• _Task directions_:
Would you return the complete listing below word for word?

--- Record list ---

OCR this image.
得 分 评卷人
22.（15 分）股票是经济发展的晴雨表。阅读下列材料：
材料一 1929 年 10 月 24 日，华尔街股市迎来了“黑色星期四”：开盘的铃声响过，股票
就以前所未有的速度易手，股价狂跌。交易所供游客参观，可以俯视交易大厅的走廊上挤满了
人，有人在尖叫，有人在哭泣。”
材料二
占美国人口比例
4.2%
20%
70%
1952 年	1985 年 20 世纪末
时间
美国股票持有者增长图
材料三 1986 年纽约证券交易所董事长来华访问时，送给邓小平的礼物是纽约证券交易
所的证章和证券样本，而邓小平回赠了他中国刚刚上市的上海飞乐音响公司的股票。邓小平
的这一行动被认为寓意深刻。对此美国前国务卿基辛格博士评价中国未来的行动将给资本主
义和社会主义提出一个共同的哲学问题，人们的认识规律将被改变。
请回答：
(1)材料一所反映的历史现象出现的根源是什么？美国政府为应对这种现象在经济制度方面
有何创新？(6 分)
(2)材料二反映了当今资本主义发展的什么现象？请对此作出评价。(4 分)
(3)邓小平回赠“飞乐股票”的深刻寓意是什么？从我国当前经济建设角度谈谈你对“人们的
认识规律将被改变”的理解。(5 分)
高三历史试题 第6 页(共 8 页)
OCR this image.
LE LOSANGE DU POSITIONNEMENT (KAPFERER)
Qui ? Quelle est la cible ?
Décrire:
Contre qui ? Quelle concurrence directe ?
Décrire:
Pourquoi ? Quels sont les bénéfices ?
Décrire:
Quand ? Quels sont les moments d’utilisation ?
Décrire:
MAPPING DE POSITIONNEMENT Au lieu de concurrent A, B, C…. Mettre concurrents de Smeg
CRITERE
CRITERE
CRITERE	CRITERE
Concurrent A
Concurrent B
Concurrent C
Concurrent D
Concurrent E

---

• _Exercise solution_:
OCR this image.
得 分 评卷人
22.（15 分）股票是经济发展的晴雨表。阅读下列材料：
材料一 1929 年 10 月 24 日，华尔街股市迎来了“黑色星期四”：开盘的铃声响过，股票
就以前所未有的速度易手，股价狂跌。交易所供游客参观，可以俯视交易大厅的走廊上挤满了
人，有人在尖叫，有人在哭泣。”
材料二
占美国人口比例
4.2%
20%
70%
1952 年	1985 年 20 世纪末
时间
美国股票持有者增长图
材料三 1986 年纽约证券交易所董事长来华访问时，送给邓小平的礼物是纽约证券交易
所的证章和证券样本，而邓小平回赠了他中国刚刚上市的上海飞乐音响公司的股票。邓小平
的这一行动被认为寓意深刻。对此美国前国务卿基辛格博士评价中国未来的行动将给资本主
义和社会主义提出一个共同的哲学问题，人们的认识规律将被改变。
请回答：
(1)材料一所反映的历史现象出现的根源是什么？美国政府为应对这种现象在经济制度方面
有何创新？(6 分)
(2)材料二反映了当今资本主义发展的什么现象？请对此作出评价。(4 分)
(3)邓小平回赠“飞乐股票”的深刻寓意是什么？从我国当前经济建设角度谈谈你对“人们的
认识规律将被改变”的理解。(5 分)
高三历史试题 第6 页(共 8 页)
OCR this image.
LE LOSANGE DU POSITIONNEMENT (KAPFERER)
Qui ? Quelle est la cible ?
Décrire:
Contre qui ? Quelle concurrence directe ?
Décrire:
Pourquoi ? Quels sont les bénéfices ?
Décrire:
Quand ? Quels sont les moments d’utilisation ?
Décrire:
MAPPING DE POSITIONNEMENT Au lieu de concurrent A, B, C…. Mettre concurrents de Smeg
CRITERE
CRITERE
CRITERE	CRITERE
Concurrent A
Concurrent B
Concurrent C
Concurrent D
Concurrent E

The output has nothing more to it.